▸ **Data for this task**
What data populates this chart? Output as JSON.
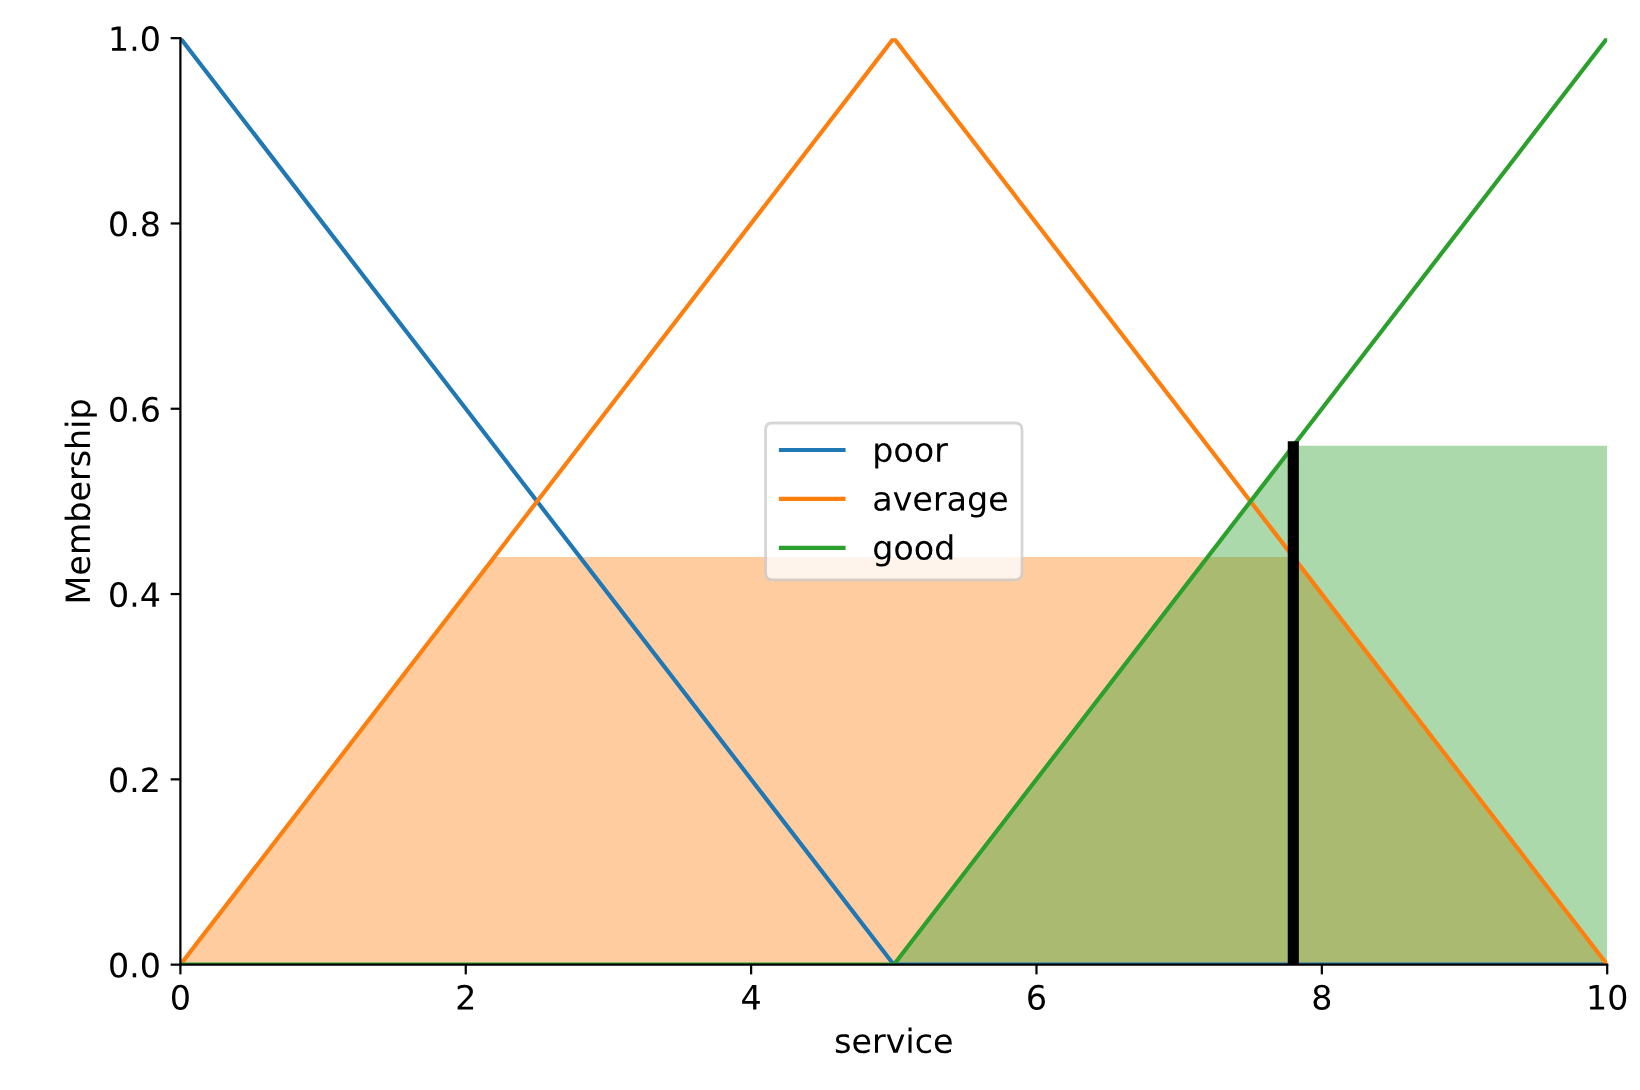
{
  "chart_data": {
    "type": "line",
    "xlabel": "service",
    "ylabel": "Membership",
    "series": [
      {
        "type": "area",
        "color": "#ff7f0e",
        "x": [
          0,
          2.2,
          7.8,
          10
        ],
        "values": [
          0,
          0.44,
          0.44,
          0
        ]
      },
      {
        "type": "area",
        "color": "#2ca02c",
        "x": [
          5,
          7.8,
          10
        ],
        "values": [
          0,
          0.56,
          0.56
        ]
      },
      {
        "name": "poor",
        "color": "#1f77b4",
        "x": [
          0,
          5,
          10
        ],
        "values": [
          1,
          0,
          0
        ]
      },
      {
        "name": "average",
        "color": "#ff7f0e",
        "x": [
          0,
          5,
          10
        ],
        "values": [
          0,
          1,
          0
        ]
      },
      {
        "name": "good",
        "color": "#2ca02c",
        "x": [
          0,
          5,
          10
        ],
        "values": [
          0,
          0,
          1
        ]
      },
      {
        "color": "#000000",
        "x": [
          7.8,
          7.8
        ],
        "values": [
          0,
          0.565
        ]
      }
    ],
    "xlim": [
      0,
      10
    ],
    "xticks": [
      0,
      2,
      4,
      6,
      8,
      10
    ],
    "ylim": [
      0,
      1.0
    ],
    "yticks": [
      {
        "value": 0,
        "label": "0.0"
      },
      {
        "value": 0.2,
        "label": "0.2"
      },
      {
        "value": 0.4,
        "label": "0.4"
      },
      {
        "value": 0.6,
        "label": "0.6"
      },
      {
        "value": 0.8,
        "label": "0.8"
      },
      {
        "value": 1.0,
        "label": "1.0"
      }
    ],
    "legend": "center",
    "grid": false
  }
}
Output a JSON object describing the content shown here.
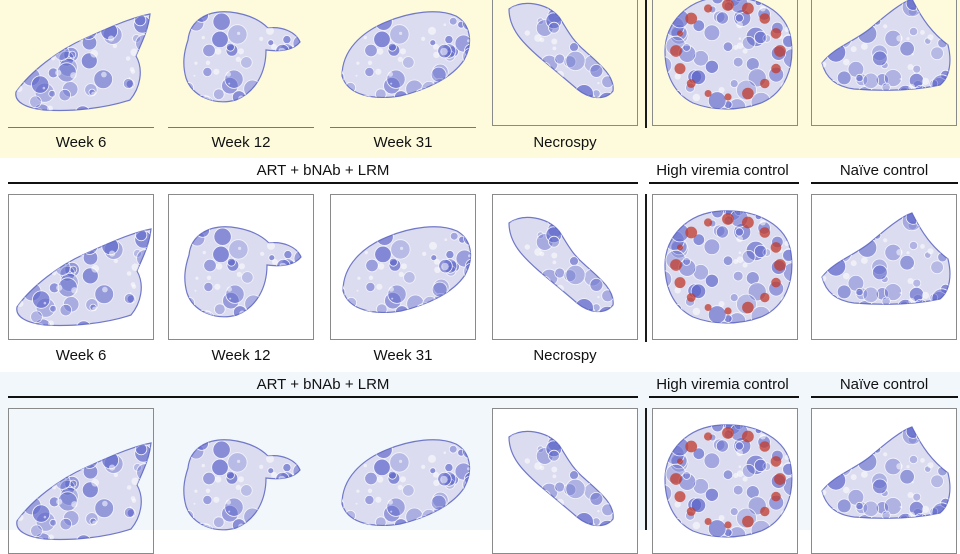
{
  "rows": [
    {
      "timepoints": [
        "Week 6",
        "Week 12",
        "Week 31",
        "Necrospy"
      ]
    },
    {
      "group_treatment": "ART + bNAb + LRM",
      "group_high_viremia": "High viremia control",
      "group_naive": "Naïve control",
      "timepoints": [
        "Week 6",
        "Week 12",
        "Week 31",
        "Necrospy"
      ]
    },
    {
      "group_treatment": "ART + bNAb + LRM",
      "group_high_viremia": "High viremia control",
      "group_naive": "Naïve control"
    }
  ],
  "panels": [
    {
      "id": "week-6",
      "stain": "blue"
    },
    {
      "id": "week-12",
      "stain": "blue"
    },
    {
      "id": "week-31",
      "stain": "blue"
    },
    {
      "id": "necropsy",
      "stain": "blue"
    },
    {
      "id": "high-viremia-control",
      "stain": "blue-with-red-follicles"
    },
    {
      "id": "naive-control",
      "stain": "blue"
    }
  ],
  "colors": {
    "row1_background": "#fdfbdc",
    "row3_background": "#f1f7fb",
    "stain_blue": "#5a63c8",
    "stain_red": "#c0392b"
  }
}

▸ **Stated problem**
Without the pictures, write out every entry precisely as it appears.

▸ **Solution for this problem**
What data populates this chart? Output as JSON.
{
  "chart_data": {
    "type": "line",
    "xlabel": "service",
    "ylabel": "Membership",
    "series": [
      {
        "type": "area",
        "color": "#ff7f0e",
        "x": [
          0,
          2.2,
          7.8,
          10
        ],
        "values": [
          0,
          0.44,
          0.44,
          0
        ]
      },
      {
        "type": "area",
        "color": "#2ca02c",
        "x": [
          5,
          7.8,
          10
        ],
        "values": [
          0,
          0.56,
          0.56
        ]
      },
      {
        "name": "poor",
        "color": "#1f77b4",
        "x": [
          0,
          5,
          10
        ],
        "values": [
          1,
          0,
          0
        ]
      },
      {
        "name": "average",
        "color": "#ff7f0e",
        "x": [
          0,
          5,
          10
        ],
        "values": [
          0,
          1,
          0
        ]
      },
      {
        "name": "good",
        "color": "#2ca02c",
        "x": [
          0,
          5,
          10
        ],
        "values": [
          0,
          0,
          1
        ]
      },
      {
        "color": "#000000",
        "x": [
          7.8,
          7.8
        ],
        "values": [
          0,
          0.565
        ]
      }
    ],
    "xlim": [
      0,
      10
    ],
    "xticks": [
      0,
      2,
      4,
      6,
      8,
      10
    ],
    "ylim": [
      0,
      1.0
    ],
    "yticks": [
      {
        "value": 0,
        "label": "0.0"
      },
      {
        "value": 0.2,
        "label": "0.2"
      },
      {
        "value": 0.4,
        "label": "0.4"
      },
      {
        "value": 0.6,
        "label": "0.6"
      },
      {
        "value": 0.8,
        "label": "0.8"
      },
      {
        "value": 1.0,
        "label": "1.0"
      }
    ],
    "legend": "center",
    "grid": false
  }
}
Output a JSON object describing the content shown here.
{
  "rows": [
    {
      "timepoints": [
        "Week 6",
        "Week 12",
        "Week 31",
        "Necrospy"
      ]
    },
    {
      "group_treatment": "ART + bNAb + LRM",
      "group_high_viremia": "High viremia control",
      "group_naive": "Naïve control",
      "timepoints": [
        "Week 6",
        "Week 12",
        "Week 31",
        "Necrospy"
      ]
    },
    {
      "group_treatment": "ART + bNAb + LRM",
      "group_high_viremia": "High viremia control",
      "group_naive": "Naïve control"
    }
  ],
  "panels": [
    {
      "id": "week-6",
      "stain": "blue"
    },
    {
      "id": "week-12",
      "stain": "blue"
    },
    {
      "id": "week-31",
      "stain": "blue"
    },
    {
      "id": "necropsy",
      "stain": "blue"
    },
    {
      "id": "high-viremia-control",
      "stain": "blue-with-red-follicles"
    },
    {
      "id": "naive-control",
      "stain": "blue"
    }
  ],
  "colors": {
    "row1_background": "#fdfbdc",
    "row3_background": "#f1f7fb",
    "stain_blue": "#5a63c8",
    "stain_red": "#c0392b"
  }
}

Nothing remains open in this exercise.